### Exercise brief
Identify all lines in the data containing the string "domiciliada". Copy them out.

### Data provided
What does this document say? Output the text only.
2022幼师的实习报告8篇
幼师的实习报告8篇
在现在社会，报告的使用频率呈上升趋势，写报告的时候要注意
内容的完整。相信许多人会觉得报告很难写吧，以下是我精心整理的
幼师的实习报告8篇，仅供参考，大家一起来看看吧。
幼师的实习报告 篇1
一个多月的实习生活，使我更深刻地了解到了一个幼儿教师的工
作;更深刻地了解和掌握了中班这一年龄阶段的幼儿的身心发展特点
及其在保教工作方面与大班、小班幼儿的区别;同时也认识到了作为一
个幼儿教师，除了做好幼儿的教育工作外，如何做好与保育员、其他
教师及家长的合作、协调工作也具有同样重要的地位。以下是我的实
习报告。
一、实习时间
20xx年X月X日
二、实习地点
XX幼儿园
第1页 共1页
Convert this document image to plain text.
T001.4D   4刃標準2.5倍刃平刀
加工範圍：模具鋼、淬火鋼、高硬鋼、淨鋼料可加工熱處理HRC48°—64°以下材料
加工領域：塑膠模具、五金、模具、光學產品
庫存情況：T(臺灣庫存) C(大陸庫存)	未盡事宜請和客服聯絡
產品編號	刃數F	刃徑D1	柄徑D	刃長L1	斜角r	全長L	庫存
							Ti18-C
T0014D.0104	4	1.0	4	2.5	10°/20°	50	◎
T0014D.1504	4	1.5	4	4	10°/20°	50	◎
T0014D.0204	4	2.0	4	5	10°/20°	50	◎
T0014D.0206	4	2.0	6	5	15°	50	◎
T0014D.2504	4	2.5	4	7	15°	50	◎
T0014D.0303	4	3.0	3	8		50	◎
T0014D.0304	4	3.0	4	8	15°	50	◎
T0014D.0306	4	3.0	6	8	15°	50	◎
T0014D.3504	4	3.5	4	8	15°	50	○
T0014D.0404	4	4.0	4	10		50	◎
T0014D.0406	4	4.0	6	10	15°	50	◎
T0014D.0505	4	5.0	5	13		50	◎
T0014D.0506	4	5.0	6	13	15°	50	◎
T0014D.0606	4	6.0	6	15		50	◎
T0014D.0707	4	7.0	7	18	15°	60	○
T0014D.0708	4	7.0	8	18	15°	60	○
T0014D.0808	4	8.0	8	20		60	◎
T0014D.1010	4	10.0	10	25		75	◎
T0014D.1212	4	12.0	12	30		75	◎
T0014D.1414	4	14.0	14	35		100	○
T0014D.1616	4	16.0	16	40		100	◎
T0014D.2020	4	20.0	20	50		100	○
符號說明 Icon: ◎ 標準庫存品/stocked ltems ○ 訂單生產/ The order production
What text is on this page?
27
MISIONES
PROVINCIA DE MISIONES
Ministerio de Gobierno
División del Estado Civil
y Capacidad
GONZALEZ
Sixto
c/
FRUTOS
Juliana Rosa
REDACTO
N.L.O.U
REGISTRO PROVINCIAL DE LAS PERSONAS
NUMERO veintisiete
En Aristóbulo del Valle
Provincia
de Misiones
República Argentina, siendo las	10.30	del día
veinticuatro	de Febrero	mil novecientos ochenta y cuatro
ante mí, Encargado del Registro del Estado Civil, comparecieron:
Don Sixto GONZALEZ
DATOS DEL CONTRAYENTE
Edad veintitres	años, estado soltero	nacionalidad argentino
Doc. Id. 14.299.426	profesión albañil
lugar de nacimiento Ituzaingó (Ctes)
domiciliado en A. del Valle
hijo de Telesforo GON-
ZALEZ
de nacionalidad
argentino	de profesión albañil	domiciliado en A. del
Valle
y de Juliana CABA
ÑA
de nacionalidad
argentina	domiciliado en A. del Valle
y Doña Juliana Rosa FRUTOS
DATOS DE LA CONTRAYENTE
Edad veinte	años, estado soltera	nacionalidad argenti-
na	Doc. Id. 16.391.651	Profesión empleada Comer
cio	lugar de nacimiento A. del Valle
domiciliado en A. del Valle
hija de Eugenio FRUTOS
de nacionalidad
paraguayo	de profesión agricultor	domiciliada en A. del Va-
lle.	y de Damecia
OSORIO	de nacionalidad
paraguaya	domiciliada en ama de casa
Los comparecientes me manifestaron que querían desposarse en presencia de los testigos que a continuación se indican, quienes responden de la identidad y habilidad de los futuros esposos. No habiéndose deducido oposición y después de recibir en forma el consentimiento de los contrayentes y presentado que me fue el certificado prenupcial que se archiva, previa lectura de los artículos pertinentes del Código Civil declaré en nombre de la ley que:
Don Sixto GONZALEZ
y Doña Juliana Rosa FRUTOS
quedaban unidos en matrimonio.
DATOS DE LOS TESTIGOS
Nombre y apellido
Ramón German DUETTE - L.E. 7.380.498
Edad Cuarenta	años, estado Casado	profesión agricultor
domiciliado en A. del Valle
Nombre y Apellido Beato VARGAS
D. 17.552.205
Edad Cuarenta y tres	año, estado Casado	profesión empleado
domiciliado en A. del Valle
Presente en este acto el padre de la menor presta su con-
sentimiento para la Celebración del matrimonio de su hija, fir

### Answer to this task
paraguayo	de profesión agricultor	domiciliada en A. del Va-
paraguaya	domiciliada en ama de casa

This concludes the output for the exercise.